In your copy, repeat the records exactly and leave out the pictures.

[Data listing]
++++++++
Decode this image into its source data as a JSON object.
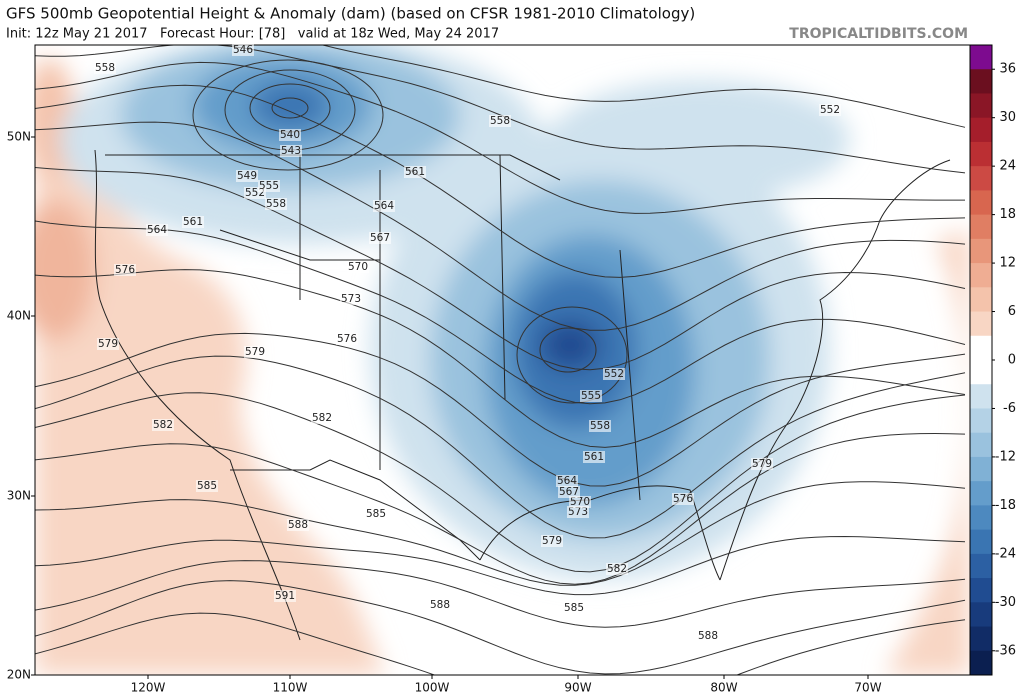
{
  "header": {
    "title": "GFS 500mb Geopotential Height & Anomaly (dam) (based on CFSR 1981-2010 Climatology)",
    "subtitle": "Init: 12z May 21 2017   Forecast Hour: [78]   valid at 18z Wed, May 24 2017",
    "brand": "TROPICALTIDBITS.COM"
  },
  "map": {
    "lat_labels": [
      "50N",
      "40N",
      "30N",
      "20N"
    ],
    "lon_labels": [
      "120W",
      "110W",
      "100W",
      "90W",
      "80W",
      "70W"
    ],
    "contour_labels": [
      558,
      546,
      540,
      543,
      549,
      552,
      555,
      558,
      561,
      564,
      558,
      561,
      564,
      567,
      570,
      573,
      576,
      576,
      579,
      579,
      582,
      582,
      585,
      585,
      588,
      591,
      588,
      585,
      582,
      579,
      576,
      579,
      573,
      570,
      567,
      564,
      561,
      558,
      555,
      552,
      552,
      588
    ]
  },
  "colorbar": {
    "lim": [
      -39,
      39
    ],
    "ticks": [
      36,
      30,
      24,
      18,
      12,
      6,
      0,
      -6,
      -12,
      -18,
      -24,
      -30,
      -36
    ],
    "colors": [
      "#7d0b8f",
      "#6b0f1f",
      "#8a1626",
      "#a51e2b",
      "#bb2f33",
      "#cc4a44",
      "#d8664f",
      "#e07e63",
      "#e8967a",
      "#efad93",
      "#f4c3ab",
      "#f8d6c4",
      "#ffffff",
      "#ffffff",
      "#cfe2ee",
      "#b4d2e6",
      "#9ac2de",
      "#80b1d5",
      "#649dcb",
      "#4d89bf",
      "#3a75b2",
      "#2c60a3",
      "#204c91",
      "#183b7c",
      "#112c66",
      "#0b1f50"
    ]
  }
}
++++++++
* EXERCISE RESULT *
Decode this image into its source data as a JSON object.
{
  "header": {
    "title": "GFS 500mb Geopotential Height & Anomaly (dam) (based on CFSR 1981-2010 Climatology)",
    "subtitle": "Init: 12z May 21 2017   Forecast Hour: [78]   valid at 18z Wed, May 24 2017",
    "brand": "TROPICALTIDBITS.COM"
  },
  "map": {
    "lat_labels": [
      "50N",
      "40N",
      "30N",
      "20N"
    ],
    "lon_labels": [
      "120W",
      "110W",
      "100W",
      "90W",
      "80W",
      "70W"
    ],
    "contour_labels": [
      558,
      546,
      540,
      543,
      549,
      552,
      555,
      558,
      561,
      564,
      558,
      561,
      564,
      567,
      570,
      573,
      576,
      576,
      579,
      579,
      582,
      582,
      585,
      585,
      588,
      591,
      588,
      585,
      582,
      579,
      576,
      579,
      573,
      570,
      567,
      564,
      561,
      558,
      555,
      552,
      552,
      588
    ]
  },
  "colorbar": {
    "lim": [
      -39,
      39
    ],
    "ticks": [
      36,
      30,
      24,
      18,
      12,
      6,
      0,
      -6,
      -12,
      -18,
      -24,
      -30,
      -36
    ],
    "colors": [
      "#7d0b8f",
      "#6b0f1f",
      "#8a1626",
      "#a51e2b",
      "#bb2f33",
      "#cc4a44",
      "#d8664f",
      "#e07e63",
      "#e8967a",
      "#efad93",
      "#f4c3ab",
      "#f8d6c4",
      "#ffffff",
      "#ffffff",
      "#cfe2ee",
      "#b4d2e6",
      "#9ac2de",
      "#80b1d5",
      "#649dcb",
      "#4d89bf",
      "#3a75b2",
      "#2c60a3",
      "#204c91",
      "#183b7c",
      "#112c66",
      "#0b1f50"
    ]
  }
}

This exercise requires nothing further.